> [Records shown]
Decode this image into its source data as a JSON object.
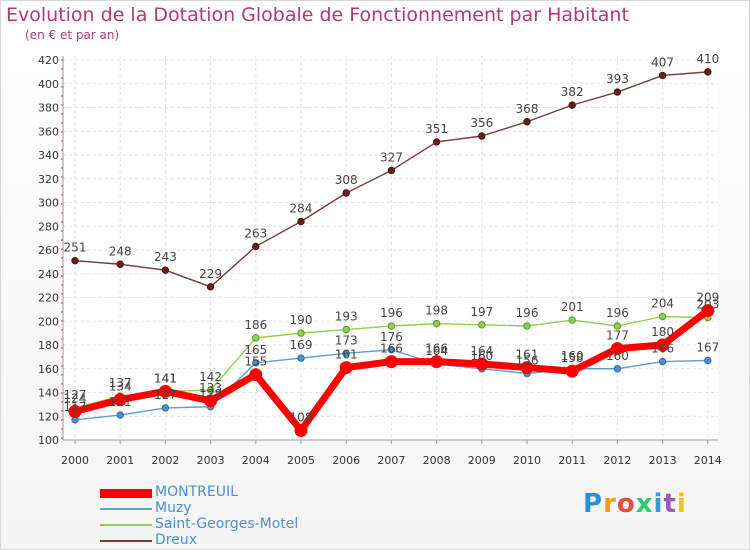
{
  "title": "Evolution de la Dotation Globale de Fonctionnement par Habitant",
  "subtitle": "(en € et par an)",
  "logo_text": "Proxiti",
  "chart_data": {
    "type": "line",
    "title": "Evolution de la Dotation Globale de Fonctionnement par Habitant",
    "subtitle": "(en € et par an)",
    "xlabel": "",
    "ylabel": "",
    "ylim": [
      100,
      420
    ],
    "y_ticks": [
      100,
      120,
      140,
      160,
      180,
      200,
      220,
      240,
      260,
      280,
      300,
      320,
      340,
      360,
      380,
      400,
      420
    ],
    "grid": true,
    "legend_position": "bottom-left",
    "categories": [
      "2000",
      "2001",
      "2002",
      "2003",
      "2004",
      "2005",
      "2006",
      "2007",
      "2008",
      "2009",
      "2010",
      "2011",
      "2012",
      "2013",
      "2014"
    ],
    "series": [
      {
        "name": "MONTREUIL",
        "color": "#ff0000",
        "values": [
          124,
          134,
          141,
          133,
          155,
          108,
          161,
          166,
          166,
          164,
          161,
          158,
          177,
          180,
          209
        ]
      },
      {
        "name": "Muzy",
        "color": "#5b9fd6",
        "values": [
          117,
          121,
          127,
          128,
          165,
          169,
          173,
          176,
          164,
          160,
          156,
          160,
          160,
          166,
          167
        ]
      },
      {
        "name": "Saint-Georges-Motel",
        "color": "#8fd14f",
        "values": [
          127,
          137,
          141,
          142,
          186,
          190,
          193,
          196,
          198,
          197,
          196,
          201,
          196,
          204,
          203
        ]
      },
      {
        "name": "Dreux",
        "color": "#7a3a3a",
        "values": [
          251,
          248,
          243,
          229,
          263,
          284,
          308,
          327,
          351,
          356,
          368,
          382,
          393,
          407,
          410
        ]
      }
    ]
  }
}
---
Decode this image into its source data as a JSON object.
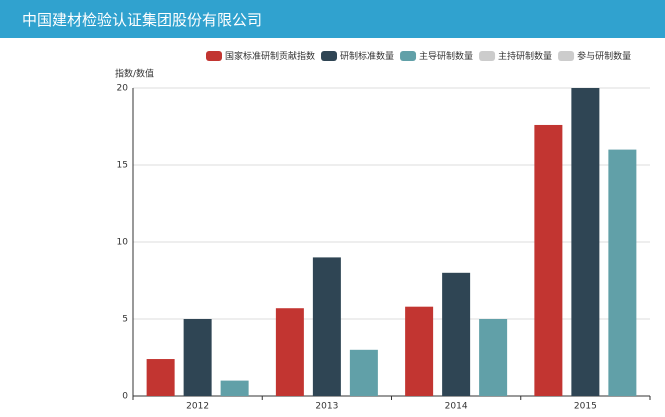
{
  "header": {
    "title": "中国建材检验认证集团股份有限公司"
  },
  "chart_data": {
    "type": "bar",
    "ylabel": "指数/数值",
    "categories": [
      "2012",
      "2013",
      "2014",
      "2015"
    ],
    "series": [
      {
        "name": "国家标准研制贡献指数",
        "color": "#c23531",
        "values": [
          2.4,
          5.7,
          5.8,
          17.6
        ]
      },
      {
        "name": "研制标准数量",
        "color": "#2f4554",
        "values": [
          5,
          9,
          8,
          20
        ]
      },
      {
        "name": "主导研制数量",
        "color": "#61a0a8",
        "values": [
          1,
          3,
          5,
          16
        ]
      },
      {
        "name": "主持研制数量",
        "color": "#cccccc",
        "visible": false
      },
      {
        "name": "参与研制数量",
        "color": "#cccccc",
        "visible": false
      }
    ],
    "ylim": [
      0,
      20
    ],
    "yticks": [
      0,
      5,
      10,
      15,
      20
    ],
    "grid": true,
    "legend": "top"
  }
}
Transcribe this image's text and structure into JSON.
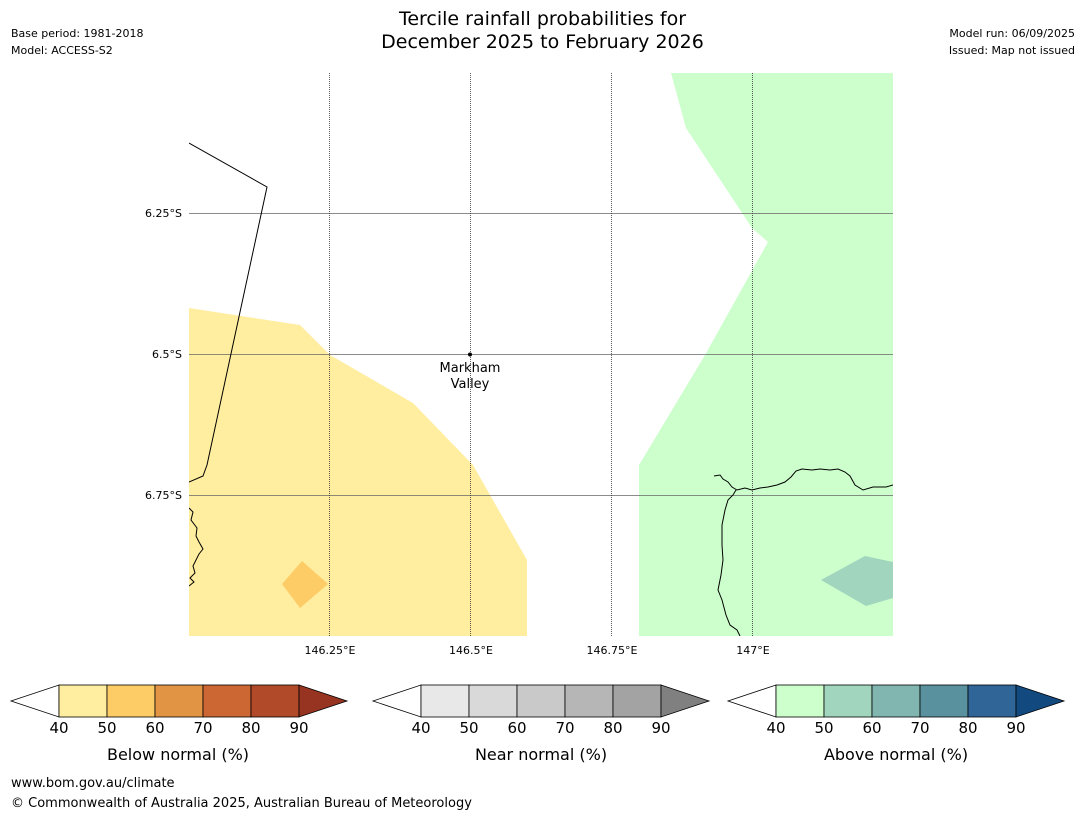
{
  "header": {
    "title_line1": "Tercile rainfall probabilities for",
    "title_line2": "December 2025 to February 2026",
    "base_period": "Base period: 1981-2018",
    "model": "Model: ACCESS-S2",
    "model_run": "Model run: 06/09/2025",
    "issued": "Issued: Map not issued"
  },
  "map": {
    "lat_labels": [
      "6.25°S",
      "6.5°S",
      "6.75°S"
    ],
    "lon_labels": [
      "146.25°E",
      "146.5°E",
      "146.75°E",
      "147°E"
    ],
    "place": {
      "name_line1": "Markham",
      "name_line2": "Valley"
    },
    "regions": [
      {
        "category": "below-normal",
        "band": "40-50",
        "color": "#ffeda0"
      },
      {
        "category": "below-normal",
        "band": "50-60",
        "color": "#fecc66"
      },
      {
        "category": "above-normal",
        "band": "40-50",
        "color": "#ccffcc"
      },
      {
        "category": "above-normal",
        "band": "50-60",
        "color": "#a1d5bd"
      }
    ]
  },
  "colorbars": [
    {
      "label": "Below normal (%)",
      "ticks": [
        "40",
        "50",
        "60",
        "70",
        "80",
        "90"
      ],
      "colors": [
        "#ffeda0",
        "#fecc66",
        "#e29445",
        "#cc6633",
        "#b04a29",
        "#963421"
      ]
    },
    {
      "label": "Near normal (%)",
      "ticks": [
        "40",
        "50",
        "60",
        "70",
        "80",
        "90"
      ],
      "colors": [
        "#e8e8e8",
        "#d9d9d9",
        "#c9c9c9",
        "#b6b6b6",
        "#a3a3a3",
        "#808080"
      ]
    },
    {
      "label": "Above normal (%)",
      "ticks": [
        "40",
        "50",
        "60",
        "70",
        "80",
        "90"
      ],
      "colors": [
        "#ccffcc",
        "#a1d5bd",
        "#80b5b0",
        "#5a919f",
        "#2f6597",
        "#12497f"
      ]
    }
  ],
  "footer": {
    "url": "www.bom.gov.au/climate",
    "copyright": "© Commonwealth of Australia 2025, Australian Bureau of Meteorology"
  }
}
...
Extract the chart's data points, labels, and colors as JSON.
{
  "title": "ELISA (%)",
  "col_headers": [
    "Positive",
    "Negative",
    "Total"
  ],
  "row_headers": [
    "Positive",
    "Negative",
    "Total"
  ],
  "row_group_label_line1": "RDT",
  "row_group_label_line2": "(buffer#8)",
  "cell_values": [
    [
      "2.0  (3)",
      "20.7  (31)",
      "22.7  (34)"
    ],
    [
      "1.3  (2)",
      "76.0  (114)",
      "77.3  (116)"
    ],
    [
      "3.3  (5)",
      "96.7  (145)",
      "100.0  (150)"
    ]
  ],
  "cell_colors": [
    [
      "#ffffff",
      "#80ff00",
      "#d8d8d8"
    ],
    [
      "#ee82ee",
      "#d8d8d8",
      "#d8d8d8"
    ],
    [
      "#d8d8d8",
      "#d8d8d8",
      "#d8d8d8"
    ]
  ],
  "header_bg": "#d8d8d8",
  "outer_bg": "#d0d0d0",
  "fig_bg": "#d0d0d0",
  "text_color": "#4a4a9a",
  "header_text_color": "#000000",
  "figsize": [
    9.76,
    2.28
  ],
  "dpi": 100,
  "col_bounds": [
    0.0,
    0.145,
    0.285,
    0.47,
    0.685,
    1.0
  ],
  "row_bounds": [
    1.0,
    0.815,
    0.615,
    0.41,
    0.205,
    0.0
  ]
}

> [Task directions]
Write out every line of the preceding listing that contains "normal".

> [Response]
        "category": "below-normal",
        "category": "below-normal",
        "category": "above-normal",
        "category": "above-normal",
      "label": "Below normal (%)",
      "label": "Near normal (%)",
      "label": "Above normal (%)",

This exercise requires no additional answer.